--- Start Data excerpts ---

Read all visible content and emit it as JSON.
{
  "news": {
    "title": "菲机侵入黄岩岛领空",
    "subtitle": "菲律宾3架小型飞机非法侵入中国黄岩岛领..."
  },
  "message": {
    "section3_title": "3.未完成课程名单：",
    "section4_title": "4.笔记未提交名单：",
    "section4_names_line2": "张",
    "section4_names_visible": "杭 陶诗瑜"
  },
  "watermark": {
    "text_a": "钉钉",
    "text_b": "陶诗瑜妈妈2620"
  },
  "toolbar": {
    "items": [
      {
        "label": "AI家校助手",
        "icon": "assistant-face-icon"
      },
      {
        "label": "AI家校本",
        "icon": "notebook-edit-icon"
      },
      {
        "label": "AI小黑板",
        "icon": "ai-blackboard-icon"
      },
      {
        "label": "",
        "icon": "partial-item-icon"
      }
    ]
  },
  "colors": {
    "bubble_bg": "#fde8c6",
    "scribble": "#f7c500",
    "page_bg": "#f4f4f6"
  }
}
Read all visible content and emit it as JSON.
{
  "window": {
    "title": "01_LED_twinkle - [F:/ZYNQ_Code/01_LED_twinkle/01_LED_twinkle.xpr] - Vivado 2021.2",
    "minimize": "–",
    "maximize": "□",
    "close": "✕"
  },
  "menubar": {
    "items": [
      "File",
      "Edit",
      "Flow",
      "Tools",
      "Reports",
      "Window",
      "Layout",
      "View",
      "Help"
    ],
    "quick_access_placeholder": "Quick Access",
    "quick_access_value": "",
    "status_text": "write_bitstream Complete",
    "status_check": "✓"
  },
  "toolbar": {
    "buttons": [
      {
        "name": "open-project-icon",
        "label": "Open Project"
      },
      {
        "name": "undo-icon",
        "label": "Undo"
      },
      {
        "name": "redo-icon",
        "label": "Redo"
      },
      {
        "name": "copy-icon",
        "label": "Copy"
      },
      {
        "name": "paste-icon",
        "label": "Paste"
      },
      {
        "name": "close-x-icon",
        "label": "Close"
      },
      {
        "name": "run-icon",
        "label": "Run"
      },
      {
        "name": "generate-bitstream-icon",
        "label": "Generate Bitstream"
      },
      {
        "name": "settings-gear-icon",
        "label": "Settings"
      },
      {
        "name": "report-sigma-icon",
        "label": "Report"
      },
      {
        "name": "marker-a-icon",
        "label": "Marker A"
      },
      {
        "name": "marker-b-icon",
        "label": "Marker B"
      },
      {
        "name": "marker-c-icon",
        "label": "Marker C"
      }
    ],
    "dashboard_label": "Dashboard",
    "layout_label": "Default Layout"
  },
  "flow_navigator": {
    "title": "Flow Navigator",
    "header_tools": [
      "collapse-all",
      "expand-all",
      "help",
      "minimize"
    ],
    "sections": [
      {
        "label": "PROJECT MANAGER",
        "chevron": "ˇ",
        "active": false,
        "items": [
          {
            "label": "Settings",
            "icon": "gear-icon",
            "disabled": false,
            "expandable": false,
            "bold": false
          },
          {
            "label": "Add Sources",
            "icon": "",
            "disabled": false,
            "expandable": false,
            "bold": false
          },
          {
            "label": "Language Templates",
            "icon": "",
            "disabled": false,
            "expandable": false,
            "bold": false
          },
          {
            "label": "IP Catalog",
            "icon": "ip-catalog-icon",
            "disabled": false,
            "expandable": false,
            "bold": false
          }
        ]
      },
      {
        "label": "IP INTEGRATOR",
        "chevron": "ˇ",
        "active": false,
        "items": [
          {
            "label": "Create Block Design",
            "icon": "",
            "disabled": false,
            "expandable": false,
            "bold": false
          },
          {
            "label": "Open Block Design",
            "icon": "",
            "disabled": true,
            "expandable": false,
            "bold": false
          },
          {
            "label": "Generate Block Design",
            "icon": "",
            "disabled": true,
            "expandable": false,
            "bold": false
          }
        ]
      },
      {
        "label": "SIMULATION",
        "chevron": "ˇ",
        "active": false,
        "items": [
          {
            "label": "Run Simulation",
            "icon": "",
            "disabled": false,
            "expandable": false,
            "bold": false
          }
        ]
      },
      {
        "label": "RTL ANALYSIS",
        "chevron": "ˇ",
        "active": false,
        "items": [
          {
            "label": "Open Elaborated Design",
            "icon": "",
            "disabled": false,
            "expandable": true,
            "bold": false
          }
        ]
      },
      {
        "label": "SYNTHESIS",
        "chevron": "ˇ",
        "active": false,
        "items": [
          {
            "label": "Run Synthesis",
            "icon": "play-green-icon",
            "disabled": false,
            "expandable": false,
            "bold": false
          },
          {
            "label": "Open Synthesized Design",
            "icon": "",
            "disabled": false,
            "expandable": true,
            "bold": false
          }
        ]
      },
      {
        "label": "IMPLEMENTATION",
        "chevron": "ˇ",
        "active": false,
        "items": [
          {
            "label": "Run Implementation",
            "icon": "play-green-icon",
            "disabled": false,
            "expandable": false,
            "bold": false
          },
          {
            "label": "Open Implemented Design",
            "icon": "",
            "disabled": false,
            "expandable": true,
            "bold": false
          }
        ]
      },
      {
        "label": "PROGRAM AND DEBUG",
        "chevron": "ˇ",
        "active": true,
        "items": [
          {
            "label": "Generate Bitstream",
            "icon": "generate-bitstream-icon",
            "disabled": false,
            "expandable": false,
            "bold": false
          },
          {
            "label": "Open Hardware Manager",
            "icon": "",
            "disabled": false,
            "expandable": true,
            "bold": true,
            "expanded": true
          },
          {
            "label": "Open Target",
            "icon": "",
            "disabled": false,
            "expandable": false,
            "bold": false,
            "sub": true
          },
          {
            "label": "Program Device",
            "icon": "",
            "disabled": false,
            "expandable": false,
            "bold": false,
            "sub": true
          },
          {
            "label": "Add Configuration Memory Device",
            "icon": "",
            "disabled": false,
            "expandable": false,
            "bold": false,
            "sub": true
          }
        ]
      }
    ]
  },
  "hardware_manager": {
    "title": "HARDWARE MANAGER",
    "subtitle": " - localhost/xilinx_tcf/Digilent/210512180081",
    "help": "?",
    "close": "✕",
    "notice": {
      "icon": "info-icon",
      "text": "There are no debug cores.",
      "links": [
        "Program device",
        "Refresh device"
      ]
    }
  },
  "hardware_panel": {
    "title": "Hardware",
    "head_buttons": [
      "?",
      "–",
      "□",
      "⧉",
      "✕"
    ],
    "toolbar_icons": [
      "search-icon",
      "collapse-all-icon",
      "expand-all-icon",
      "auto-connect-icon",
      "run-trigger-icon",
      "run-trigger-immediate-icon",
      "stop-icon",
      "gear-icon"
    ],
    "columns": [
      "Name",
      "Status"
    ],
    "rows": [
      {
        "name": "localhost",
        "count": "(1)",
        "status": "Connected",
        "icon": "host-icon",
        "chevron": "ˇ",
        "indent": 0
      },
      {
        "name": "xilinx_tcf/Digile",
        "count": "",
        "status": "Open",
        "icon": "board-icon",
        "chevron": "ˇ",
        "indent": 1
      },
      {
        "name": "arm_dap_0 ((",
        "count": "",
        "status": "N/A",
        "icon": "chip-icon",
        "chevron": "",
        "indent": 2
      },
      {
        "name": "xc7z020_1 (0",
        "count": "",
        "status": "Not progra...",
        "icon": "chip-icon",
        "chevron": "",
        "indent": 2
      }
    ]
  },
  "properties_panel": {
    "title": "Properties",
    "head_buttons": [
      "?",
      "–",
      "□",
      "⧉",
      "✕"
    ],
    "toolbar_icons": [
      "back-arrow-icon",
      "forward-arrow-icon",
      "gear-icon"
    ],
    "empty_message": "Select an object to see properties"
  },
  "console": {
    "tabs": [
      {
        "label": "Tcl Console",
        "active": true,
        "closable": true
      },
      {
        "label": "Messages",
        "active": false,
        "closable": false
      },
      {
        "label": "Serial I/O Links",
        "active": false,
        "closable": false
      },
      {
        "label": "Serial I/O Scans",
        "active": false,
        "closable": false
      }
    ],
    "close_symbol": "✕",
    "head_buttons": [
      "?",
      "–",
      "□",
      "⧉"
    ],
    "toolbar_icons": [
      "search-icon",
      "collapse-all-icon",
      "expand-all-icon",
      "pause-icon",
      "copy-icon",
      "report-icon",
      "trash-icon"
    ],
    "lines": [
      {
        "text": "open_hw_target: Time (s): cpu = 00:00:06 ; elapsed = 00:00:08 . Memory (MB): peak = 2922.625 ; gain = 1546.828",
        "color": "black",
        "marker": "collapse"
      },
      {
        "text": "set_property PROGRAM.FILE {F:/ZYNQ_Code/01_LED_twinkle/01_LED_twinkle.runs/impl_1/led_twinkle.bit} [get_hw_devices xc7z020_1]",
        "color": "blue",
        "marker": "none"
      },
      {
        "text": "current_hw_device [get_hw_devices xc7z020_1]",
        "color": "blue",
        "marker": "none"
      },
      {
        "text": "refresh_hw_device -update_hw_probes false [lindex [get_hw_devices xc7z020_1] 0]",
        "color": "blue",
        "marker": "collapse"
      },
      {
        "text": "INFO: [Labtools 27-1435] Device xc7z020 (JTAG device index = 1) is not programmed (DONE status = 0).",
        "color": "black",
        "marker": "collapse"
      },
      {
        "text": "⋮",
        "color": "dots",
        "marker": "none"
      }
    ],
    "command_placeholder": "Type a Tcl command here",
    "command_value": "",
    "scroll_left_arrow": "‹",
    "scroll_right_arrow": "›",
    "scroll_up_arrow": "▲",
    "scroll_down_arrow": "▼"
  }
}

--- End Data excerpts ---

**Stated task:** Filter the records down to the lines that contain the string "Layout", and copy those lines.

**Answer for the task:**
      "Layout",
    "layout_label": "Default Layout"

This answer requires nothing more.